- _Recorded data_
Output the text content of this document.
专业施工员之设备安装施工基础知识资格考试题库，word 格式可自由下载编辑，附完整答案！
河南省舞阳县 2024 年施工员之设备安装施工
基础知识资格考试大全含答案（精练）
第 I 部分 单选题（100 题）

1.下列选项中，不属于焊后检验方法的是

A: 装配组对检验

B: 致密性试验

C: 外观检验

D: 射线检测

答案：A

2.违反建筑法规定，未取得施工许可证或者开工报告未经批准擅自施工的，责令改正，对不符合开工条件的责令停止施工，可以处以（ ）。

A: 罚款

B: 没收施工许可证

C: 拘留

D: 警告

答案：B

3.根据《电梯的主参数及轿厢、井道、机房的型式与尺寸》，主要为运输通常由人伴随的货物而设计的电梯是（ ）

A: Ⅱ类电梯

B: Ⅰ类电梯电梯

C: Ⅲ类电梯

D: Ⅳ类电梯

- _Exercise prompt_
Reproduce each record shown above without altering a single word.

- _In response_
Output the text content of this document.
专业施工员之设备安装施工基础知识资格考试题库，word 格式可自由下载编辑，附完整答案！
河南省舞阳县 2024 年施工员之设备安装施工
基础知识资格考试大全含答案（精练）
第 I 部分 单选题（100 题）

1.下列选项中，不属于焊后检验方法的是

A: 装配组对检验

B: 致密性试验

C: 外观检验

D: 射线检测

答案：A

2.违反建筑法规定，未取得施工许可证或者开工报告未经批准擅自施工的，责令改正，对不符合开工条件的责令停止施工，可以处以（ ）。

A: 罚款

B: 没收施工许可证

C: 拘留

D: 警告

答案：B

3.根据《电梯的主参数及轿厢、井道、机房的型式与尺寸》，主要为运输通常由人伴随的货物而设计的电梯是（ ）

A: Ⅱ类电梯

B: Ⅰ类电梯电梯

C: Ⅲ类电梯

D: Ⅳ类电梯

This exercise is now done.